_WHAT NEEDS TO BE DONE_
Read through the data and count the lines that contain the string "García"; give only the result.

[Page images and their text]
----
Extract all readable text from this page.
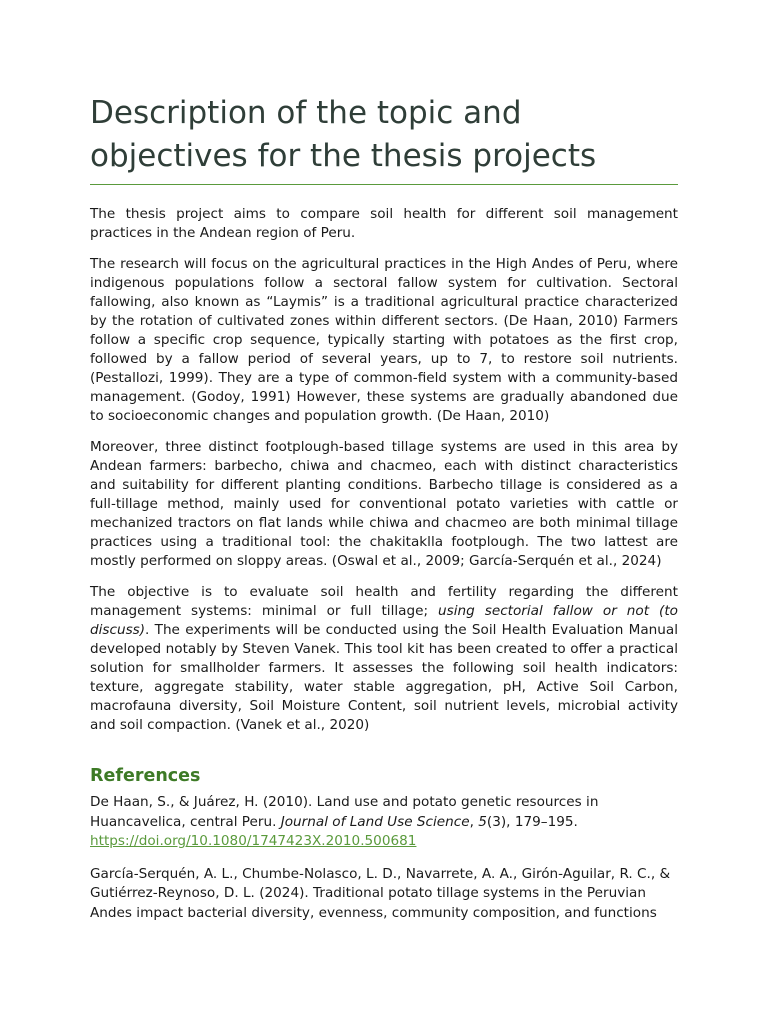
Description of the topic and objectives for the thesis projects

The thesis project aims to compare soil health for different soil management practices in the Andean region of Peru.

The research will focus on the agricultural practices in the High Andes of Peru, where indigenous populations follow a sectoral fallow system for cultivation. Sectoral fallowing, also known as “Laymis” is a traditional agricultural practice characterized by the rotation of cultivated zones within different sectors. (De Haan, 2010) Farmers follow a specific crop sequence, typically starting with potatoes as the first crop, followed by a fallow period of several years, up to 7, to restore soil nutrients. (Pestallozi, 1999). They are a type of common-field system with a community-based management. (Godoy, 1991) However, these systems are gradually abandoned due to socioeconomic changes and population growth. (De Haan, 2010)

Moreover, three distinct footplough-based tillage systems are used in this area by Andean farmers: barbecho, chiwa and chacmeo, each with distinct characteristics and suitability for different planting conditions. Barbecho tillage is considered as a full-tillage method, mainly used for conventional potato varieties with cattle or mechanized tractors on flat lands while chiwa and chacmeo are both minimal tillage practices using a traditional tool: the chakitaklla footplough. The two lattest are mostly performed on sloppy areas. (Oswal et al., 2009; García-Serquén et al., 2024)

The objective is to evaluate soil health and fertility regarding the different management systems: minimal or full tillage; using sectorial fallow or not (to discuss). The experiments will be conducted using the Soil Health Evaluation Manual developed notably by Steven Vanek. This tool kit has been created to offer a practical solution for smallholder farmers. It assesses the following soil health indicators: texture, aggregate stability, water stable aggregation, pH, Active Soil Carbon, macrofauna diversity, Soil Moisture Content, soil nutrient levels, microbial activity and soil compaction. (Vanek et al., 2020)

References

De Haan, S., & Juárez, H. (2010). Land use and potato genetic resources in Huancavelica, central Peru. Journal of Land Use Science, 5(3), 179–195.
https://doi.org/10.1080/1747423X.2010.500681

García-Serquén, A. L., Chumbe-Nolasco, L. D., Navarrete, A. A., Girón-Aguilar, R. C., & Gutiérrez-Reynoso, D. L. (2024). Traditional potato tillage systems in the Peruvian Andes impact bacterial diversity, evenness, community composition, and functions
----
_EXERCISE OUTPUT_
2